What the task requires:
Within the records that follow, find every line containing the string "worden". Copy those lines.

[Items from a data source]
------------------------------------------------------------------------

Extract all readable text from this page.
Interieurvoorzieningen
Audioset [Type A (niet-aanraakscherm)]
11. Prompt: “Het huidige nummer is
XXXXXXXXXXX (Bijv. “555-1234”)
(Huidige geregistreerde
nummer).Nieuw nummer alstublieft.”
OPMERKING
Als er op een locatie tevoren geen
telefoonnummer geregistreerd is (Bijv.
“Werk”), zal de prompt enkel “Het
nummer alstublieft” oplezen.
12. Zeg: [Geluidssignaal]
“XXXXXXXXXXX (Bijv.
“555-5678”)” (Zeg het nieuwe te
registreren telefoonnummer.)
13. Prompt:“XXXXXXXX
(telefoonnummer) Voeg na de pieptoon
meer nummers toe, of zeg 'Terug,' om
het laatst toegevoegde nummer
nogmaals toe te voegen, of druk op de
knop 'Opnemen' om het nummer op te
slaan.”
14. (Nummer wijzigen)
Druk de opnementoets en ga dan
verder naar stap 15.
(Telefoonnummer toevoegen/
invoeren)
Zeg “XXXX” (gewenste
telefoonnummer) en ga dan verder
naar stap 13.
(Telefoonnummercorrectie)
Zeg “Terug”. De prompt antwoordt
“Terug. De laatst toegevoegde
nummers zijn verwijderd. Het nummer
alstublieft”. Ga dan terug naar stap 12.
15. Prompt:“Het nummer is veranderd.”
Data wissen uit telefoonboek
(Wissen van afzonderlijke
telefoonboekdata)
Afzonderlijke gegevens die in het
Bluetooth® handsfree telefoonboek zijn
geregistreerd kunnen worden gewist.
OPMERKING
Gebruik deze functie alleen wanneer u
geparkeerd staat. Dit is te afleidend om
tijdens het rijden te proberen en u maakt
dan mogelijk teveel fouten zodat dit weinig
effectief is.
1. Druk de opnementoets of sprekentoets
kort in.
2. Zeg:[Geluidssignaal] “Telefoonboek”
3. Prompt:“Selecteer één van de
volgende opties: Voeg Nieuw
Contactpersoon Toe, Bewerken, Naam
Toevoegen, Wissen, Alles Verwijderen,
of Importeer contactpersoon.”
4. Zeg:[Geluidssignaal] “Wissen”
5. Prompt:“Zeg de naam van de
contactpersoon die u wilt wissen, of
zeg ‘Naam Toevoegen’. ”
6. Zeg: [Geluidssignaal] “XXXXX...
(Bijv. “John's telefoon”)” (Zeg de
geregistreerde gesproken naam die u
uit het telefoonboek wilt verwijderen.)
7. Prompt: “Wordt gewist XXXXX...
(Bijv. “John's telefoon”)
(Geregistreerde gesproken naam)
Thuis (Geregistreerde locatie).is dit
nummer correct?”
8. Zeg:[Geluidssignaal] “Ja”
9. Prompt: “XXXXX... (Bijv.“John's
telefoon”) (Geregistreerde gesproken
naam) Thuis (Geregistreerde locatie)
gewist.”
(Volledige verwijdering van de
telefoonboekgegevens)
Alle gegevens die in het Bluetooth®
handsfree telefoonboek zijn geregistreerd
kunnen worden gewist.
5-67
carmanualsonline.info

------------------------------------------------------------------------

Reply to the exercise:
geregistreerd kunnen worden gewist.
kunnen worden gewist.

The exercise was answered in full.